— start —

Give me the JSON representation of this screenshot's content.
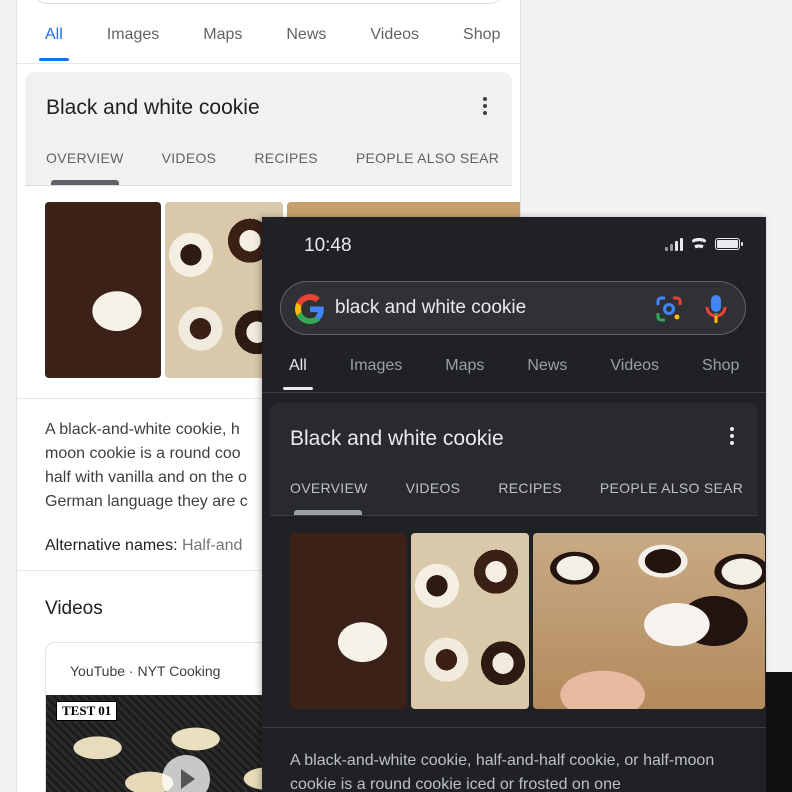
{
  "light_phone": {
    "tabs": [
      "All",
      "Images",
      "Maps",
      "News",
      "Videos",
      "Shop"
    ],
    "card": {
      "title": "Black and white cookie",
      "subtabs": [
        "OVERVIEW",
        "VIDEOS",
        "RECIPES",
        "PEOPLE ALSO SEAR"
      ]
    },
    "snippet_lines": [
      "A black-and-white cookie, h",
      "moon cookie is a round coo",
      "half with vanilla and on the o",
      "German language they are c"
    ],
    "alt_names_label": "Alternative names:",
    "alt_names_value": "Half-and",
    "videos_heading": "Videos",
    "video": {
      "source": "YouTube · NYT Cooking",
      "thumb_label": "TEST 01"
    }
  },
  "dark_phone": {
    "time": "10:48",
    "search_query": "black and white cookie",
    "tabs": [
      "All",
      "Images",
      "Maps",
      "News",
      "Videos",
      "Shop"
    ],
    "card": {
      "title": "Black and white cookie",
      "subtabs": [
        "OVERVIEW",
        "VIDEOS",
        "RECIPES",
        "PEOPLE ALSO SEAR"
      ]
    },
    "snippet": "A black-and-white cookie, half-and-half cookie, or half-moon cookie is a round cookie iced or frosted on one"
  },
  "colors": {
    "google_blue": "#1a73e8",
    "google_red": "#ea4335",
    "google_yellow": "#fbbc05",
    "google_green": "#34a853",
    "dark_bg": "#202124"
  },
  "icons": [
    "kebab-menu-icon",
    "google-logo-icon",
    "lens-icon",
    "mic-icon",
    "signal-icon",
    "wifi-icon",
    "battery-icon",
    "play-icon"
  ]
}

— end —

## [Required work]
Reproduce every entry word for word, but omit the pictures.

## [Task answer]
Give me the JSON representation of this screenshot's content.
{
  "light_phone": {
    "tabs": [
      "All",
      "Images",
      "Maps",
      "News",
      "Videos",
      "Shop"
    ],
    "card": {
      "title": "Black and white cookie",
      "subtabs": [
        "OVERVIEW",
        "VIDEOS",
        "RECIPES",
        "PEOPLE ALSO SEAR"
      ]
    },
    "snippet_lines": [
      "A black-and-white cookie, h",
      "moon cookie is a round coo",
      "half with vanilla and on the o",
      "German language they are c"
    ],
    "alt_names_label": "Alternative names:",
    "alt_names_value": "Half-and",
    "videos_heading": "Videos",
    "video": {
      "source": "YouTube · NYT Cooking",
      "thumb_label": "TEST 01"
    }
  },
  "dark_phone": {
    "time": "10:48",
    "search_query": "black and white cookie",
    "tabs": [
      "All",
      "Images",
      "Maps",
      "News",
      "Videos",
      "Shop"
    ],
    "card": {
      "title": "Black and white cookie",
      "subtabs": [
        "OVERVIEW",
        "VIDEOS",
        "RECIPES",
        "PEOPLE ALSO SEAR"
      ]
    },
    "snippet": "A black-and-white cookie, half-and-half cookie, or half-moon cookie is a round cookie iced or frosted on one"
  },
  "colors": {
    "google_blue": "#1a73e8",
    "google_red": "#ea4335",
    "google_yellow": "#fbbc05",
    "google_green": "#34a853",
    "dark_bg": "#202124"
  },
  "icons": [
    "kebab-menu-icon",
    "google-logo-icon",
    "lens-icon",
    "mic-icon",
    "signal-icon",
    "wifi-icon",
    "battery-icon",
    "play-icon"
  ]
}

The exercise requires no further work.